* **Task brief**
Extract every entry word for word. Skip the pictures.

* **Input for this task**
____________

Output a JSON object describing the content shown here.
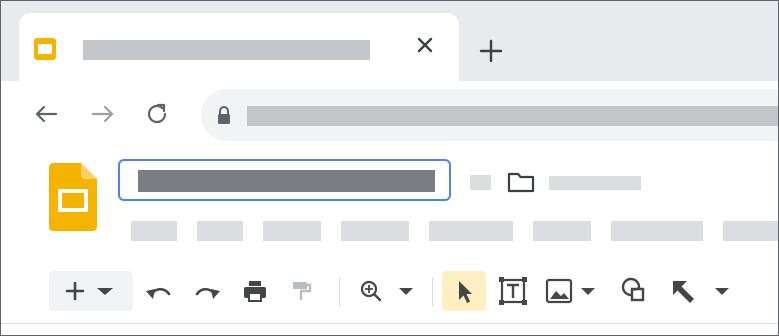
{
  "colors": {
    "tab_strip": "#e8eaed",
    "placeholder": "#c4c6c9",
    "title_focus_border": "#4a86e8",
    "slides_yellow": "#f4b400",
    "active_tool_bg": "#feefc3",
    "icon": "#444746"
  },
  "tab": {
    "favicon": "google-slides-icon",
    "close_icon": "close-icon",
    "new_tab_icon": "plus-icon"
  },
  "navigation": {
    "back_icon": "arrow-left-icon",
    "forward_icon": "arrow-right-icon",
    "reload_icon": "reload-icon",
    "lock_icon": "lock-icon"
  },
  "header": {
    "logo": "google-slides-logo",
    "folder_icon": "folder-icon",
    "menu_count": 9
  },
  "toolbar": {
    "items": [
      "new-slide-icon",
      "undo-icon",
      "redo-icon",
      "print-icon",
      "paint-format-icon",
      "zoom-icon",
      "select-icon",
      "text-box-icon",
      "image-icon",
      "shape-icon",
      "line-icon"
    ],
    "active_tool": "select-icon"
  }
}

____________

* **Final result**
Output a JSON object describing the content shown here.
{
  "colors": {
    "tab_strip": "#e8eaed",
    "placeholder": "#c4c6c9",
    "title_focus_border": "#4a86e8",
    "slides_yellow": "#f4b400",
    "active_tool_bg": "#feefc3",
    "icon": "#444746"
  },
  "tab": {
    "favicon": "google-slides-icon",
    "close_icon": "close-icon",
    "new_tab_icon": "plus-icon"
  },
  "navigation": {
    "back_icon": "arrow-left-icon",
    "forward_icon": "arrow-right-icon",
    "reload_icon": "reload-icon",
    "lock_icon": "lock-icon"
  },
  "header": {
    "logo": "google-slides-logo",
    "folder_icon": "folder-icon",
    "menu_count": 9
  },
  "toolbar": {
    "items": [
      "new-slide-icon",
      "undo-icon",
      "redo-icon",
      "print-icon",
      "paint-format-icon",
      "zoom-icon",
      "select-icon",
      "text-box-icon",
      "image-icon",
      "shape-icon",
      "line-icon"
    ],
    "active_tool": "select-icon"
  }
}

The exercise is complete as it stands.